The records that follow are to be repeated without alteration.

[Dataset rows]
________________________________________

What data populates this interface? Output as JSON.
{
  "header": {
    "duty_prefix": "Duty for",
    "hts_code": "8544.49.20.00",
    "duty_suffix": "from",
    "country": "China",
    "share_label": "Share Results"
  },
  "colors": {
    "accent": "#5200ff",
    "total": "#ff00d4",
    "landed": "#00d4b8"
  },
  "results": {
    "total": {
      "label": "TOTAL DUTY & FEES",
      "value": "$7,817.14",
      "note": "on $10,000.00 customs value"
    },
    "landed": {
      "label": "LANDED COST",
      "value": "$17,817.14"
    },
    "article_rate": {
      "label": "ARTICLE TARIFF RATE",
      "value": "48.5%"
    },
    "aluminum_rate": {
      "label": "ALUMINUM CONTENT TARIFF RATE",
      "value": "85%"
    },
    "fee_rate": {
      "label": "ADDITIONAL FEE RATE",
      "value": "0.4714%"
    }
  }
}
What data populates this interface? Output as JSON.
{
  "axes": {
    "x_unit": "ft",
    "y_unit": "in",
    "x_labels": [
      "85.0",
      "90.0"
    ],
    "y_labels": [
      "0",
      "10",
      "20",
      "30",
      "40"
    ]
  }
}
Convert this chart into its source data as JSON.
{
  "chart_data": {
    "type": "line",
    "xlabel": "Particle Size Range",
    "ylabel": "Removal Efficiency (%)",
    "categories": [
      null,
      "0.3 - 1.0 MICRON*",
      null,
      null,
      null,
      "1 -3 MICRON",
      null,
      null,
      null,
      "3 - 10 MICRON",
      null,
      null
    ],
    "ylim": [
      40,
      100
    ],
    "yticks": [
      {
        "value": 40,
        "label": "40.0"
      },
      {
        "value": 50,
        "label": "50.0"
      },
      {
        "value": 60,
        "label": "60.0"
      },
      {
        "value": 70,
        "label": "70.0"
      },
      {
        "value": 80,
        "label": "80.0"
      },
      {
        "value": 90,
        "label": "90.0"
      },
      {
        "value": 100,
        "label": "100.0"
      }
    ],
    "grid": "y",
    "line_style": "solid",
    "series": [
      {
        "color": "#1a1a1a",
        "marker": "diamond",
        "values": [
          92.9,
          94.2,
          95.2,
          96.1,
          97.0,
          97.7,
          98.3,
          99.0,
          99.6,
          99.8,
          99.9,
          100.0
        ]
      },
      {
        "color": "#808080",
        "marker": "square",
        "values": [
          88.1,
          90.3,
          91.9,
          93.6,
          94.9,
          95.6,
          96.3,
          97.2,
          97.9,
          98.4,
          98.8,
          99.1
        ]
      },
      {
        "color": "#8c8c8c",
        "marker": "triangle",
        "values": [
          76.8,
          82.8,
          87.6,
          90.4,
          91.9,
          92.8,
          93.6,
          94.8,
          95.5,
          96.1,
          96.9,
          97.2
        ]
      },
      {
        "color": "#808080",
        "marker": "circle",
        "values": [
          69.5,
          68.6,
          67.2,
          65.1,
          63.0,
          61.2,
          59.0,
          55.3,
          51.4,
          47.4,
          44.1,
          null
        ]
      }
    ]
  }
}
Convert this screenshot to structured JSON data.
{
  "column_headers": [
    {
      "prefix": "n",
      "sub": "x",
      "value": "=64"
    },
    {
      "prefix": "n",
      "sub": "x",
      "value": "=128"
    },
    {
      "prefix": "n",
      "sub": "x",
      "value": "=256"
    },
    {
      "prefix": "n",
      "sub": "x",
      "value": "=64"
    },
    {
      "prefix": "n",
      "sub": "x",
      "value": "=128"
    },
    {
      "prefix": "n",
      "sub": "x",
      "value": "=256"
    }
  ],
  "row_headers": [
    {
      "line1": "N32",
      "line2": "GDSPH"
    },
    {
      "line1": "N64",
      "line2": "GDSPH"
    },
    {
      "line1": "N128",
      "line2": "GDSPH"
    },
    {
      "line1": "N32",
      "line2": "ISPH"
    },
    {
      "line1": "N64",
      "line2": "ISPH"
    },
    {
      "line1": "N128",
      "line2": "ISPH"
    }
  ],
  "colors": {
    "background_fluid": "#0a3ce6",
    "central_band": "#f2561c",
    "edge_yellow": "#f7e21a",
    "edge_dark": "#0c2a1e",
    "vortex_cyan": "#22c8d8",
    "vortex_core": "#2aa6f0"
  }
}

________________________________________

**Reply to the exercise**:
What data populates this interface? Output as JSON.
{
  "header": {
    "duty_prefix": "Duty for",
    "hts_code": "8544.49.20.00",
    "duty_suffix": "from",
    "country": "China",
    "share_label": "Share Results"
  },
  "colors": {
    "accent": "#5200ff",
    "total": "#ff00d4",
    "landed": "#00d4b8"
  },
  "results": {
    "total": {
      "label": "TOTAL DUTY & FEES",
      "value": "$7,817.14",
      "note": "on $10,000.00 customs value"
    },
    "landed": {
      "label": "LANDED COST",
      "value": "$17,817.14"
    },
    "article_rate": {
      "label": "ARTICLE TARIFF RATE",
      "value": "48.5%"
    },
    "aluminum_rate": {
      "label": "ALUMINUM CONTENT TARIFF RATE",
      "value": "85%"
    },
    "fee_rate": {
      "label": "ADDITIONAL FEE RATE",
      "value": "0.4714%"
    }
  }
}
What data populates this interface? Output as JSON.
{
  "axes": {
    "x_unit": "ft",
    "y_unit": "in",
    "x_labels": [
      "85.0",
      "90.0"
    ],
    "y_labels": [
      "0",
      "10",
      "20",
      "30",
      "40"
    ]
  }
}
Convert this chart into its source data as JSON.
{
  "chart_data": {
    "type": "line",
    "xlabel": "Particle Size Range",
    "ylabel": "Removal Efficiency (%)",
    "categories": [
      null,
      "0.3 - 1.0 MICRON*",
      null,
      null,
      null,
      "1 -3 MICRON",
      null,
      null,
      null,
      "3 - 10 MICRON",
      null,
      null
    ],
    "ylim": [
      40,
      100
    ],
    "yticks": [
      {
        "value": 40,
        "label": "40.0"
      },
      {
        "value": 50,
        "label": "50.0"
      },
      {
        "value": 60,
        "label": "60.0"
      },
      {
        "value": 70,
        "label": "70.0"
      },
      {
        "value": 80,
        "label": "80.0"
      },
      {
        "value": 90,
        "label": "90.0"
      },
      {
        "value": 100,
        "label": "100.0"
      }
    ],
    "grid": "y",
    "line_style": "solid",
    "series": [
      {
        "color": "#1a1a1a",
        "marker": "diamond",
        "values": [
          92.9,
          94.2,
          95.2,
          96.1,
          97.0,
          97.7,
          98.3,
          99.0,
          99.6,
          99.8,
          99.9,
          100.0
        ]
      },
      {
        "color": "#808080",
        "marker": "square",
        "values": [
          88.1,
          90.3,
          91.9,
          93.6,
          94.9,
          95.6,
          96.3,
          97.2,
          97.9,
          98.4,
          98.8,
          99.1
        ]
      },
      {
        "color": "#8c8c8c",
        "marker": "triangle",
        "values": [
          76.8,
          82.8,
          87.6,
          90.4,
          91.9,
          92.8,
          93.6,
          94.8,
          95.5,
          96.1,
          96.9,
          97.2
        ]
      },
      {
        "color": "#808080",
        "marker": "circle",
        "values": [
          69.5,
          68.6,
          67.2,
          65.1,
          63.0,
          61.2,
          59.0,
          55.3,
          51.4,
          47.4,
          44.1,
          null
        ]
      }
    ]
  }
}
Convert this screenshot to structured JSON data.
{
  "column_headers": [
    {
      "prefix": "n",
      "sub": "x",
      "value": "=64"
    },
    {
      "prefix": "n",
      "sub": "x",
      "value": "=128"
    },
    {
      "prefix": "n",
      "sub": "x",
      "value": "=256"
    },
    {
      "prefix": "n",
      "sub": "x",
      "value": "=64"
    },
    {
      "prefix": "n",
      "sub": "x",
      "value": "=128"
    },
    {
      "prefix": "n",
      "sub": "x",
      "value": "=256"
    }
  ],
  "row_headers": [
    {
      "line1": "N32",
      "line2": "GDSPH"
    },
    {
      "line1": "N64",
      "line2": "GDSPH"
    },
    {
      "line1": "N128",
      "line2": "GDSPH"
    },
    {
      "line1": "N32",
      "line2": "ISPH"
    },
    {
      "line1": "N64",
      "line2": "ISPH"
    },
    {
      "line1": "N128",
      "line2": "ISPH"
    }
  ],
  "colors": {
    "background_fluid": "#0a3ce6",
    "central_band": "#f2561c",
    "edge_yellow": "#f7e21a",
    "edge_dark": "#0c2a1e",
    "vortex_cyan": "#22c8d8",
    "vortex_core": "#2aa6f0"
  }
}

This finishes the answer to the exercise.